··· INFORMATION SHOWN

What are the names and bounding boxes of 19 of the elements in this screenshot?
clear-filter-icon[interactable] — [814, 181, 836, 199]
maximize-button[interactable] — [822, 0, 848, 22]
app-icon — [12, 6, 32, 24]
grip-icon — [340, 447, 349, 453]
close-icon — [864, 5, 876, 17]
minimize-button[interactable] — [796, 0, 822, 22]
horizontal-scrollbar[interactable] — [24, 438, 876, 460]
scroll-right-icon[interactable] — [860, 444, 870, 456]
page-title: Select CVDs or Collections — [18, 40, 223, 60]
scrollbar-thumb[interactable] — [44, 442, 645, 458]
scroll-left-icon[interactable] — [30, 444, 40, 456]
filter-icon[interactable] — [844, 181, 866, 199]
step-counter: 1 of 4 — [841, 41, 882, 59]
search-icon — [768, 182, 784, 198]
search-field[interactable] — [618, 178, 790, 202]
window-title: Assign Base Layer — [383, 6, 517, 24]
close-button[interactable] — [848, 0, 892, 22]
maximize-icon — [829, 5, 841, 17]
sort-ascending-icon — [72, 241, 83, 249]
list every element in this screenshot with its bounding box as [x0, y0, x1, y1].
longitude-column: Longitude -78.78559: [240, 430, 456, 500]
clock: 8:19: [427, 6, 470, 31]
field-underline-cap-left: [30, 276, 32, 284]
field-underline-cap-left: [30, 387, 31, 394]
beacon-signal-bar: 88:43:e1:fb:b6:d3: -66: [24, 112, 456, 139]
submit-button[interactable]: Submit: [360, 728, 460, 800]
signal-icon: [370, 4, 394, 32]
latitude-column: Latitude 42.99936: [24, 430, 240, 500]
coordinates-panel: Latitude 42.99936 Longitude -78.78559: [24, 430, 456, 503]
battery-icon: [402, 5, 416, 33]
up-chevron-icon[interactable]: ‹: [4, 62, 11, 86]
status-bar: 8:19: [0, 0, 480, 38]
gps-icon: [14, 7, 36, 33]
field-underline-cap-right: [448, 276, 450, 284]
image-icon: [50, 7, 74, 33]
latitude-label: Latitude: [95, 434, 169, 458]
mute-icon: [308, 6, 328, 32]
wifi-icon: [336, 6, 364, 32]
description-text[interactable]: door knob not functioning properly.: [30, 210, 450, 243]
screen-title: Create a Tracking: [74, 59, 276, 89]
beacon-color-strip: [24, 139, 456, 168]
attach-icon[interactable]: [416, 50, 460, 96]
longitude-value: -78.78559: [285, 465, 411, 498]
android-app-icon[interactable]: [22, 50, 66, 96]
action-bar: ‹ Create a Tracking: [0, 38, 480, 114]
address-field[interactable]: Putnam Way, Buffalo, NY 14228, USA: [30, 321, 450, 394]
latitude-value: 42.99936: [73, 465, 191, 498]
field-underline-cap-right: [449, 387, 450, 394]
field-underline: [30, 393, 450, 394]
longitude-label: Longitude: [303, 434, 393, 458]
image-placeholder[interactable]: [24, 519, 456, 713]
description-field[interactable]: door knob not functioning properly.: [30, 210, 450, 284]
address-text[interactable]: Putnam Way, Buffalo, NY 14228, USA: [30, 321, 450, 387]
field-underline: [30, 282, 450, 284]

······

WHAT THE TASK REQUIRES ▸
Format every line of the items above as a Markdown table with the columns Row and Line, numbering rows in order and omitting blank lines.

SOLUTION TO THE PROBLEM ▸
| Row | Line |
|---|---|
| 1 | What are the names and bounding boxes of 19 of the elements in this screenshot? |
| 2 | clear-filter-icon[interactable] — [814, 181, 836, 199] |
| 3 | maximize-button[interactable] — [822, 0, 848, 22] |
| 4 | app-icon — [12, 6, 32, 24] |
| 5 | grip-icon — [340, 447, 349, 453] |
| 6 | close-icon — [864, 5, 876, 17] |
| 7 | minimize-button[interactable] — [796, 0, 822, 22] |
| 8 | horizontal-scrollbar[interactable] — [24, 438, 876, 460] |
| 9 | scroll-right-icon[interactable] — [860, 444, 870, 456] |
| 10 | page-title: Select CVDs or Collections — [18, 40, 223, 60] |
| 11 | scrollbar-thumb[interactable] — [44, 442, 645, 458] |
| 12 | scroll-left-icon[interactable] — [30, 444, 40, 456] |
| 13 | filter-icon[interactable] — [844, 181, 866, 199] |
| 14 | step-counter: 1 of 4 — [841, 41, 882, 59] |
| 15 | search-icon — [768, 182, 784, 198] |
| 16 | search-field[interactable] — [618, 178, 790, 202] |
| 17 | window-title: Assign Base Layer — [383, 6, 517, 24] |
| 18 | close-button[interactable] — [848, 0, 892, 22] |
| 19 | maximize-icon — [829, 5, 841, 17] |
| 20 | sort-ascending-icon — [72, 241, 83, 249] |
| 21 | list every element in this screenshot with its bounding box as [x0, y0, x1, y1]. |
| 22 | longitude-column: Longitude -78.78559: [240, 430, 456, 500] |
| 23 | clock: 8:19: [427, 6, 470, 31] |
| 24 | field-underline-cap-left: [30, 276, 32, 284] |
| 25 | field-underline-cap-left: [30, 387, 31, 394] |
| 26 | beacon-signal-bar: 88:43:e1:fb:b6:d3: -66: [24, 112, 456, 139] |
| 27 | submit-button[interactable]: Submit: [360, 728, 460, 800] |
| 28 | signal-icon: [370, 4, 394, 32] |
| 29 | latitude-column: Latitude 42.99936: [24, 430, 240, 500] |
| 30 | coordinates-panel: Latitude 42.99936 Longitude -78.78559: [24, 430, 456, 503] |
| 31 | battery-icon: [402, 5, 416, 33] |
| 32 | up-chevron-icon[interactable]: ‹: [4, 62, 11, 86] |
| 33 | status-bar: 8:19: [0, 0, 480, 38] |
| 34 | gps-icon: [14, 7, 36, 33] |
| 35 | field-underline-cap-right: [448, 276, 450, 284] |
| 36 | image-icon: [50, 7, 74, 33] |
| 37 | latitude-label: Latitude: [95, 434, 169, 458] |
| 38 | mute-icon: [308, 6, 328, 32] |
| 39 | wifi-icon: [336, 6, 364, 32] |
| 40 | description-text[interactable]: door knob not functioning properly.: [30, 210, 450, 243] |
| 41 | screen-title: Create a Tracking: [74, 59, 276, 89] |
| 42 | beacon-color-strip: [24, 139, 456, 168] |
| 43 | attach-icon[interactable]: [416, 50, 460, 96] |
| 44 | longitude-value: -78.78559: [285, 465, 411, 498] |
| 45 | android-app-icon[interactable]: [22, 50, 66, 96] |
| 46 | action-bar: ‹ Create a Tracking: [0, 38, 480, 114] |
| 47 | address-field[interactable]: Putnam Way, Buffalo, NY 14228, USA: [30, 321, 450, 394] |
| 48 | latitude-value: 42.99936: [73, 465, 191, 498] |
| 49 | field-underline-cap-right: [449, 387, 450, 394] |
| 50 | field-underline: [30, 393, 450, 394] |
| 51 | longitude-label: Longitude: [303, 434, 393, 458] |
| 52 | image-placeholder[interactable]: [24, 519, 456, 713] |
| 53 | description-field[interactable]: door knob not functioning properly.: [30, 210, 450, 284] |
| 54 | address-text[interactable]: Putnam Way, Buffalo, NY 14228, USA: [30, 321, 450, 387] |
| 55 | field-underline: [30, 282, 450, 284] |